Data supplied.

+---+

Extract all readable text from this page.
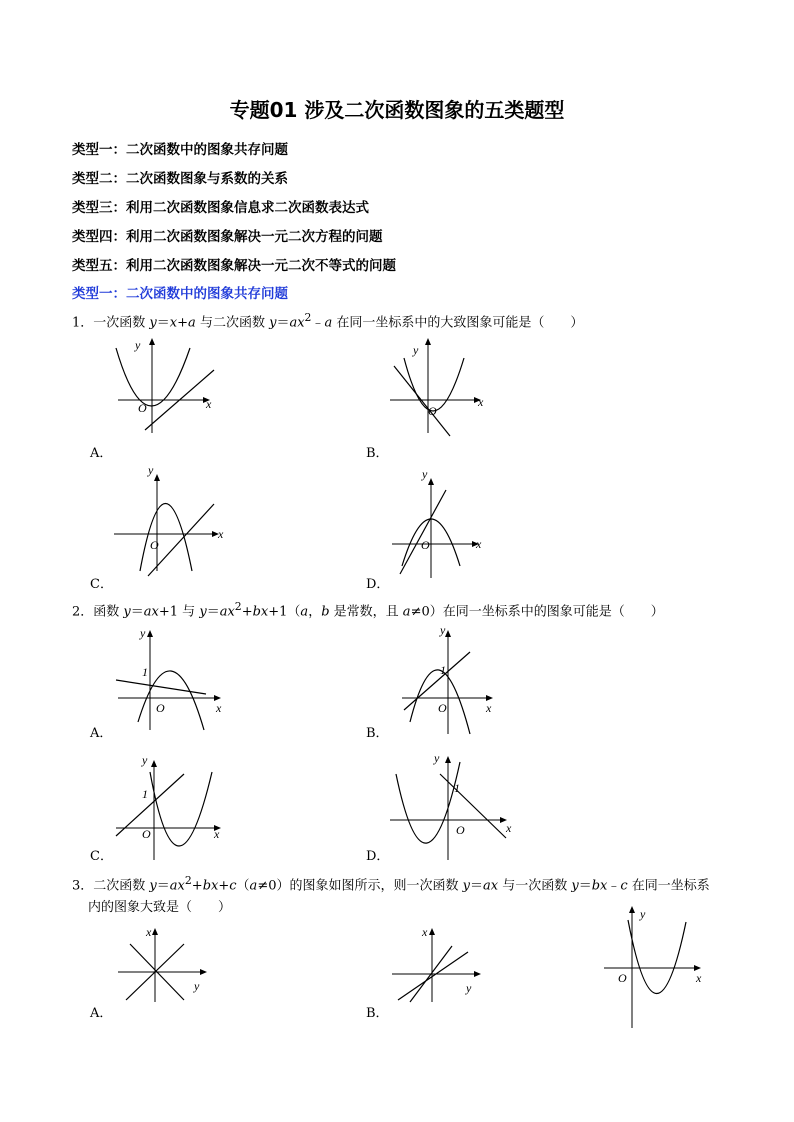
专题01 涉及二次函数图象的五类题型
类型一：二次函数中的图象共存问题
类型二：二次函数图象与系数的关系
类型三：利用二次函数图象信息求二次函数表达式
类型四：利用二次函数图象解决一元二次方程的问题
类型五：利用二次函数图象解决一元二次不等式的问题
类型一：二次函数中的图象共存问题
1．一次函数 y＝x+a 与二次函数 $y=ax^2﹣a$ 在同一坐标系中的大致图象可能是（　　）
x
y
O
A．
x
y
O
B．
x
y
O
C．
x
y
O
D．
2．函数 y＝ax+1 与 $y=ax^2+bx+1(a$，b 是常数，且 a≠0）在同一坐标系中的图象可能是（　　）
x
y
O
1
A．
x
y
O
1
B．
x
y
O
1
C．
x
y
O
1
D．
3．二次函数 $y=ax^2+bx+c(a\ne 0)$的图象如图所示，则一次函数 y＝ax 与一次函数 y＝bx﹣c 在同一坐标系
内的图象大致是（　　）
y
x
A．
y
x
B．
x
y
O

+---+

Request.
Write out all the records again, exactly, minus any pictures.

Result of this exercise.
Extract all readable text from this page.
专题01 涉及二次函数图象的五类题型
类型一：二次函数中的图象共存问题
类型二：二次函数图象与系数的关系
类型三：利用二次函数图象信息求二次函数表达式
类型四：利用二次函数图象解决一元二次方程的问题
类型五：利用二次函数图象解决一元二次不等式的问题
类型一：二次函数中的图象共存问题
1．一次函数 y＝x+a 与二次函数 $y=ax^2﹣a$ 在同一坐标系中的大致图象可能是（　　）
x
y
O
A．
x
y
O
B．
x
y
O
C．
x
y
O
D．
2．函数 y＝ax+1 与 $y=ax^2+bx+1(a$，b 是常数，且 a≠0）在同一坐标系中的图象可能是（　　）
x
y
O
1
A．
x
y
O
1
B．
x
y
O
1
C．
x
y
O
1
D．
3．二次函数 $y=ax^2+bx+c(a\ne 0)$的图象如图所示，则一次函数 y＝ax 与一次函数 y＝bx﹣c 在同一坐标系
内的图象大致是（　　）
y
x
A．
y
x
B．
x
y
O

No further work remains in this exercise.